Task objective: Below is some material; set it all down exactly, apart from the pictures.
━━━━━━━━
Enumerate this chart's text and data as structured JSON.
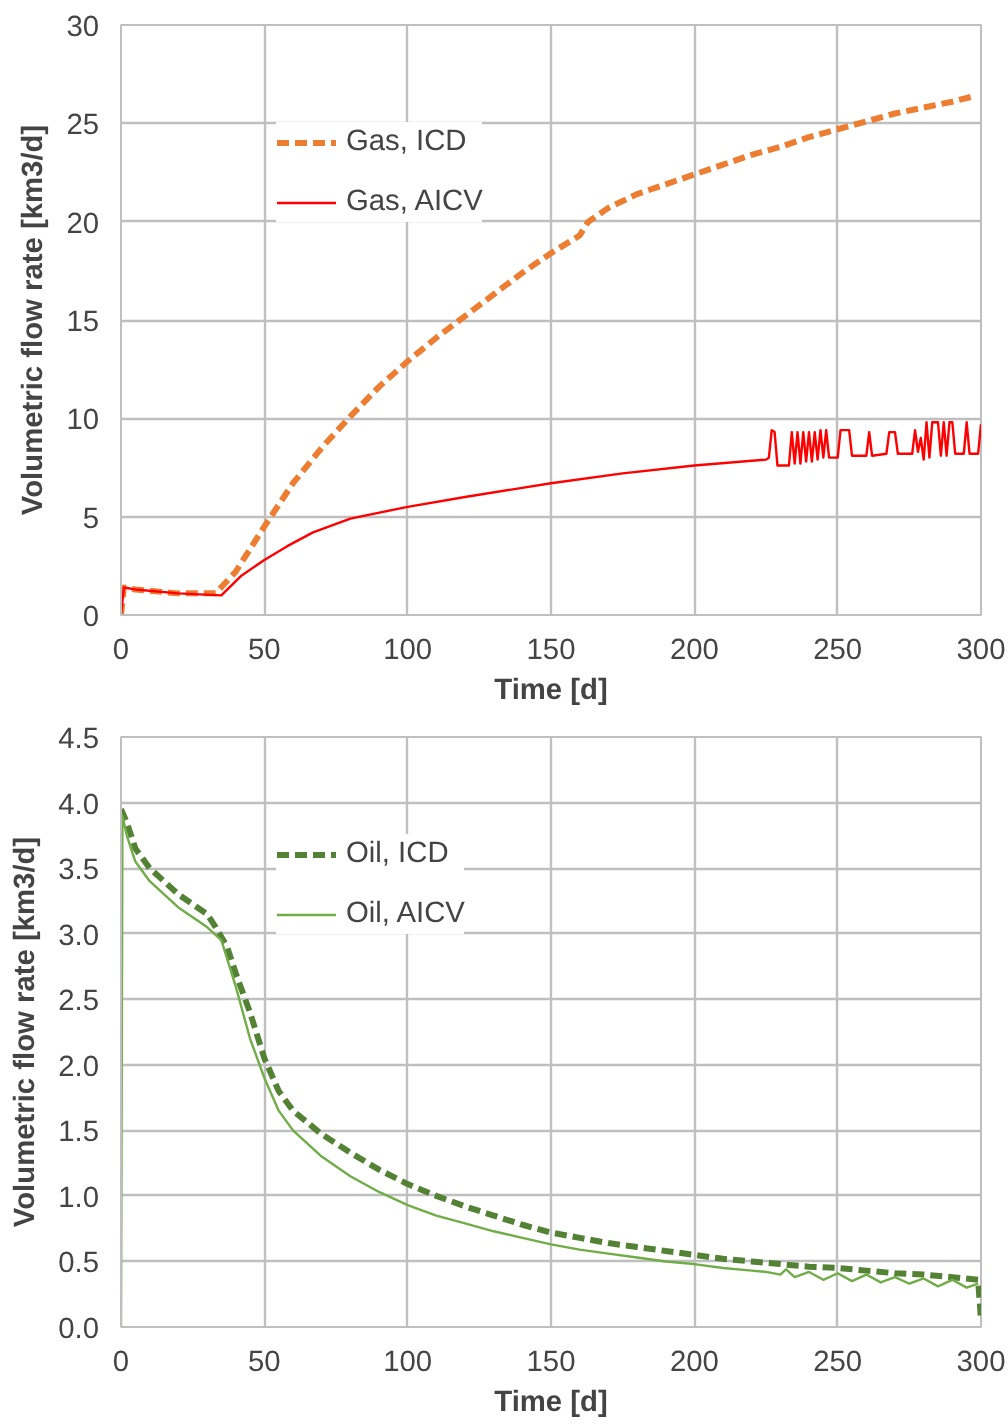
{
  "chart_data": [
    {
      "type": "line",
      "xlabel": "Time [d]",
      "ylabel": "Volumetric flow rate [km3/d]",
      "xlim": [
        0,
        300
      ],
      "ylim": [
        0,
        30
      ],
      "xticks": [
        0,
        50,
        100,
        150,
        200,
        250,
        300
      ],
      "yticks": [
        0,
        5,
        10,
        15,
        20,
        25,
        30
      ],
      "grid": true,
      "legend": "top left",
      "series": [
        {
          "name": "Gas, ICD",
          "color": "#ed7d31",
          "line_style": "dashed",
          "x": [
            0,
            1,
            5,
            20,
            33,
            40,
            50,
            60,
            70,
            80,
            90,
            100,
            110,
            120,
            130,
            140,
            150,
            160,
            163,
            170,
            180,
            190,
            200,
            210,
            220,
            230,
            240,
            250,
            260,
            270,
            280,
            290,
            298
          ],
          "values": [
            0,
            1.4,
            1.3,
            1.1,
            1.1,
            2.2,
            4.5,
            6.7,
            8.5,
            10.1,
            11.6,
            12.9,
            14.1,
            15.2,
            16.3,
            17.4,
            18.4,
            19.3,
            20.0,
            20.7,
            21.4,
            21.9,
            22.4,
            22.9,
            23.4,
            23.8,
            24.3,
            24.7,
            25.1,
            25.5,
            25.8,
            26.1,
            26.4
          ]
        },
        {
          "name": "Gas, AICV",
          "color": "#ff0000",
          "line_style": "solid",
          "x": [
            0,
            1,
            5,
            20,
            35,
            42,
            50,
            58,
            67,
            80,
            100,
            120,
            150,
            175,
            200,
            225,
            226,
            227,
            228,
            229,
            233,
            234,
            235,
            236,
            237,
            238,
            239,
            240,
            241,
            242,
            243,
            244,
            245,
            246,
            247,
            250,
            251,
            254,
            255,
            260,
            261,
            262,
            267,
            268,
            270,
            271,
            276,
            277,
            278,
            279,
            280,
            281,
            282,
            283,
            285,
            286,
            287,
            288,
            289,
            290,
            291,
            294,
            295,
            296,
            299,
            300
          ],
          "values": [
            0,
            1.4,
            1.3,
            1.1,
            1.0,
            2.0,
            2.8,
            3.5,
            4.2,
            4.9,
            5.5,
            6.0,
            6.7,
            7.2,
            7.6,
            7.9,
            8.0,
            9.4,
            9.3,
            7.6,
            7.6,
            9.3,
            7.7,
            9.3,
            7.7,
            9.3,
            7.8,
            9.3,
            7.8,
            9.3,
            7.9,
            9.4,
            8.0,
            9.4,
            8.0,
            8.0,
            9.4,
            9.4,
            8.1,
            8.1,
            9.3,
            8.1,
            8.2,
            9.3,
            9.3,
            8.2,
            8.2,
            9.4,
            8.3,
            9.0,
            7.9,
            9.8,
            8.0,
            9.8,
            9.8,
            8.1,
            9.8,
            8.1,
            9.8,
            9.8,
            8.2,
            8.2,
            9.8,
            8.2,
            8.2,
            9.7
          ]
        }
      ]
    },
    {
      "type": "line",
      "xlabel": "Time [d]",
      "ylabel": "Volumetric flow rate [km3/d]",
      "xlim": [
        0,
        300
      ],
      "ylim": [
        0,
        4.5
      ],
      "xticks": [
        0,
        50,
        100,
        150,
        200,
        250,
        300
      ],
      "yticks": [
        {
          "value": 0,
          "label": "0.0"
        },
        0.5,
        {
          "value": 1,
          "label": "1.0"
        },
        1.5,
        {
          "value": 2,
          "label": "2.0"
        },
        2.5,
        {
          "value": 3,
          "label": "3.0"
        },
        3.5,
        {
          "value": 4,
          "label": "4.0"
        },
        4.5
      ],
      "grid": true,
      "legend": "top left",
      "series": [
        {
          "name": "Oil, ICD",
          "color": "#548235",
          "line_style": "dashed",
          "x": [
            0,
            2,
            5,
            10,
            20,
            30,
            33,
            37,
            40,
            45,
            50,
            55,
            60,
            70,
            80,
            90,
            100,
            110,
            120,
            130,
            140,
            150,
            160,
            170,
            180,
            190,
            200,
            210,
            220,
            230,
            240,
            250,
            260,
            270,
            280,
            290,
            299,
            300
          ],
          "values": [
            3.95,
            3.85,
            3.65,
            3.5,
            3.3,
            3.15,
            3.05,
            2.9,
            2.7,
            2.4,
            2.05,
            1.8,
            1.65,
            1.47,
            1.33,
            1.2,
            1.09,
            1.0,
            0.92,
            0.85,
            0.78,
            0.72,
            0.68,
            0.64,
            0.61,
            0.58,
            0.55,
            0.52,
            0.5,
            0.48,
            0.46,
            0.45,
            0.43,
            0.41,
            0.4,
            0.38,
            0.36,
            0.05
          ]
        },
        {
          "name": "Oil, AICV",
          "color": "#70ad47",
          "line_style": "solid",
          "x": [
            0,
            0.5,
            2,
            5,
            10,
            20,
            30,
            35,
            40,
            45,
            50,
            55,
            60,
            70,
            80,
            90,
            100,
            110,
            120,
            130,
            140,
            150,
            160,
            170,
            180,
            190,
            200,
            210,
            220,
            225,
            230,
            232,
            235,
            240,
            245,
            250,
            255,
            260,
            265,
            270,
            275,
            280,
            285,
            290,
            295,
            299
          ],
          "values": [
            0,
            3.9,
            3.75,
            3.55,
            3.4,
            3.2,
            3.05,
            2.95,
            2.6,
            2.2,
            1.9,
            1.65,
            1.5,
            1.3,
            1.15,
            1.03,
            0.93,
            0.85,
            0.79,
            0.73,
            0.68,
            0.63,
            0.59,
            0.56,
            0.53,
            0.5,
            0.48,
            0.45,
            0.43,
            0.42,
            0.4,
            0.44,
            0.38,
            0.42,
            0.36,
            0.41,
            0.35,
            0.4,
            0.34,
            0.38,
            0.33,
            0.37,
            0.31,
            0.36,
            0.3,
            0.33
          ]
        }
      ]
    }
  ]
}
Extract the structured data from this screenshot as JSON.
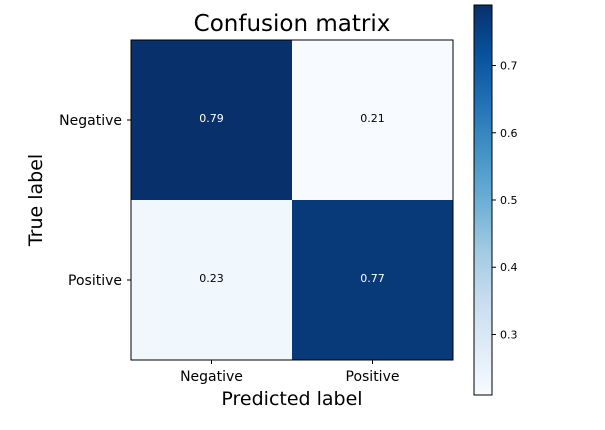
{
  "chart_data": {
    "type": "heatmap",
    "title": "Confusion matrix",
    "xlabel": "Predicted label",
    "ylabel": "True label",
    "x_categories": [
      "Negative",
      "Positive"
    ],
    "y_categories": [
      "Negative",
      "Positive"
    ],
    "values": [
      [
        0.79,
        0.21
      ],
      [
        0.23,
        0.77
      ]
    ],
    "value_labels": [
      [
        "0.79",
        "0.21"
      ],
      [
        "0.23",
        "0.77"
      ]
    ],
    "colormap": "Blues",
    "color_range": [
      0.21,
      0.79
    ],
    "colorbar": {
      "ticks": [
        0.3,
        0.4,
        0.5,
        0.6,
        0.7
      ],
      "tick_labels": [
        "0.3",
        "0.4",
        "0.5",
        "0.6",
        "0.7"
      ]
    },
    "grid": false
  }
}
━━━━━━━━
Answer below:
Enumerate this chart's text and data as structured JSON.
{
  "chart_data": [
    {
      "type": "line",
      "xlabel": "Time [d]",
      "ylabel": "Volumetric flow rate [km3/d]",
      "xlim": [
        0,
        300
      ],
      "ylim": [
        0,
        30
      ],
      "xticks": [
        0,
        50,
        100,
        150,
        200,
        250,
        300
      ],
      "yticks": [
        0,
        5,
        10,
        15,
        20,
        25,
        30
      ],
      "grid": true,
      "legend": "top left",
      "series": [
        {
          "name": "Gas, ICD",
          "color": "#ed7d31",
          "line_style": "dashed",
          "x": [
            0,
            1,
            5,
            20,
            33,
            40,
            50,
            60,
            70,
            80,
            90,
            100,
            110,
            120,
            130,
            140,
            150,
            160,
            163,
            170,
            180,
            190,
            200,
            210,
            220,
            230,
            240,
            250,
            260,
            270,
            280,
            290,
            298
          ],
          "values": [
            0,
            1.4,
            1.3,
            1.1,
            1.1,
            2.2,
            4.5,
            6.7,
            8.5,
            10.1,
            11.6,
            12.9,
            14.1,
            15.2,
            16.3,
            17.4,
            18.4,
            19.3,
            20.0,
            20.7,
            21.4,
            21.9,
            22.4,
            22.9,
            23.4,
            23.8,
            24.3,
            24.7,
            25.1,
            25.5,
            25.8,
            26.1,
            26.4
          ]
        },
        {
          "name": "Gas, AICV",
          "color": "#ff0000",
          "line_style": "solid",
          "x": [
            0,
            1,
            5,
            20,
            35,
            42,
            50,
            58,
            67,
            80,
            100,
            120,
            150,
            175,
            200,
            225,
            226,
            227,
            228,
            229,
            233,
            234,
            235,
            236,
            237,
            238,
            239,
            240,
            241,
            242,
            243,
            244,
            245,
            246,
            247,
            250,
            251,
            254,
            255,
            260,
            261,
            262,
            267,
            268,
            270,
            271,
            276,
            277,
            278,
            279,
            280,
            281,
            282,
            283,
            285,
            286,
            287,
            288,
            289,
            290,
            291,
            294,
            295,
            296,
            299,
            300
          ],
          "values": [
            0,
            1.4,
            1.3,
            1.1,
            1.0,
            2.0,
            2.8,
            3.5,
            4.2,
            4.9,
            5.5,
            6.0,
            6.7,
            7.2,
            7.6,
            7.9,
            8.0,
            9.4,
            9.3,
            7.6,
            7.6,
            9.3,
            7.7,
            9.3,
            7.7,
            9.3,
            7.8,
            9.3,
            7.8,
            9.3,
            7.9,
            9.4,
            8.0,
            9.4,
            8.0,
            8.0,
            9.4,
            9.4,
            8.1,
            8.1,
            9.3,
            8.1,
            8.2,
            9.3,
            9.3,
            8.2,
            8.2,
            9.4,
            8.3,
            9.0,
            7.9,
            9.8,
            8.0,
            9.8,
            9.8,
            8.1,
            9.8,
            8.1,
            9.8,
            9.8,
            8.2,
            8.2,
            9.8,
            8.2,
            8.2,
            9.7
          ]
        }
      ]
    },
    {
      "type": "line",
      "xlabel": "Time [d]",
      "ylabel": "Volumetric flow rate [km3/d]",
      "xlim": [
        0,
        300
      ],
      "ylim": [
        0,
        4.5
      ],
      "xticks": [
        0,
        50,
        100,
        150,
        200,
        250,
        300
      ],
      "yticks": [
        {
          "value": 0,
          "label": "0.0"
        },
        0.5,
        {
          "value": 1,
          "label": "1.0"
        },
        1.5,
        {
          "value": 2,
          "label": "2.0"
        },
        2.5,
        {
          "value": 3,
          "label": "3.0"
        },
        3.5,
        {
          "value": 4,
          "label": "4.0"
        },
        4.5
      ],
      "grid": true,
      "legend": "top left",
      "series": [
        {
          "name": "Oil, ICD",
          "color": "#548235",
          "line_style": "dashed",
          "x": [
            0,
            2,
            5,
            10,
            20,
            30,
            33,
            37,
            40,
            45,
            50,
            55,
            60,
            70,
            80,
            90,
            100,
            110,
            120,
            130,
            140,
            150,
            160,
            170,
            180,
            190,
            200,
            210,
            220,
            230,
            240,
            250,
            260,
            270,
            280,
            290,
            299,
            300
          ],
          "values": [
            3.95,
            3.85,
            3.65,
            3.5,
            3.3,
            3.15,
            3.05,
            2.9,
            2.7,
            2.4,
            2.05,
            1.8,
            1.65,
            1.47,
            1.33,
            1.2,
            1.09,
            1.0,
            0.92,
            0.85,
            0.78,
            0.72,
            0.68,
            0.64,
            0.61,
            0.58,
            0.55,
            0.52,
            0.5,
            0.48,
            0.46,
            0.45,
            0.43,
            0.41,
            0.4,
            0.38,
            0.36,
            0.05
          ]
        },
        {
          "name": "Oil, AICV",
          "color": "#70ad47",
          "line_style": "solid",
          "x": [
            0,
            0.5,
            2,
            5,
            10,
            20,
            30,
            35,
            40,
            45,
            50,
            55,
            60,
            70,
            80,
            90,
            100,
            110,
            120,
            130,
            140,
            150,
            160,
            170,
            180,
            190,
            200,
            210,
            220,
            225,
            230,
            232,
            235,
            240,
            245,
            250,
            255,
            260,
            265,
            270,
            275,
            280,
            285,
            290,
            295,
            299
          ],
          "values": [
            0,
            3.9,
            3.75,
            3.55,
            3.4,
            3.2,
            3.05,
            2.95,
            2.6,
            2.2,
            1.9,
            1.65,
            1.5,
            1.3,
            1.15,
            1.03,
            0.93,
            0.85,
            0.79,
            0.73,
            0.68,
            0.63,
            0.59,
            0.56,
            0.53,
            0.5,
            0.48,
            0.45,
            0.43,
            0.42,
            0.4,
            0.44,
            0.38,
            0.42,
            0.36,
            0.41,
            0.35,
            0.4,
            0.34,
            0.38,
            0.33,
            0.37,
            0.31,
            0.36,
            0.3,
            0.33
          ]
        }
      ]
    }
  ]
}
Extract the structured data from this screenshot as JSON.
{
  "chart_data": {
    "type": "heatmap",
    "title": "Confusion matrix",
    "xlabel": "Predicted label",
    "ylabel": "True label",
    "x_categories": [
      "Negative",
      "Positive"
    ],
    "y_categories": [
      "Negative",
      "Positive"
    ],
    "values": [
      [
        0.79,
        0.21
      ],
      [
        0.23,
        0.77
      ]
    ],
    "value_labels": [
      [
        "0.79",
        "0.21"
      ],
      [
        "0.23",
        "0.77"
      ]
    ],
    "colormap": "Blues",
    "color_range": [
      0.21,
      0.79
    ],
    "colorbar": {
      "ticks": [
        0.3,
        0.4,
        0.5,
        0.6,
        0.7
      ],
      "tick_labels": [
        "0.3",
        "0.4",
        "0.5",
        "0.6",
        "0.7"
      ]
    },
    "grid": false
  }
}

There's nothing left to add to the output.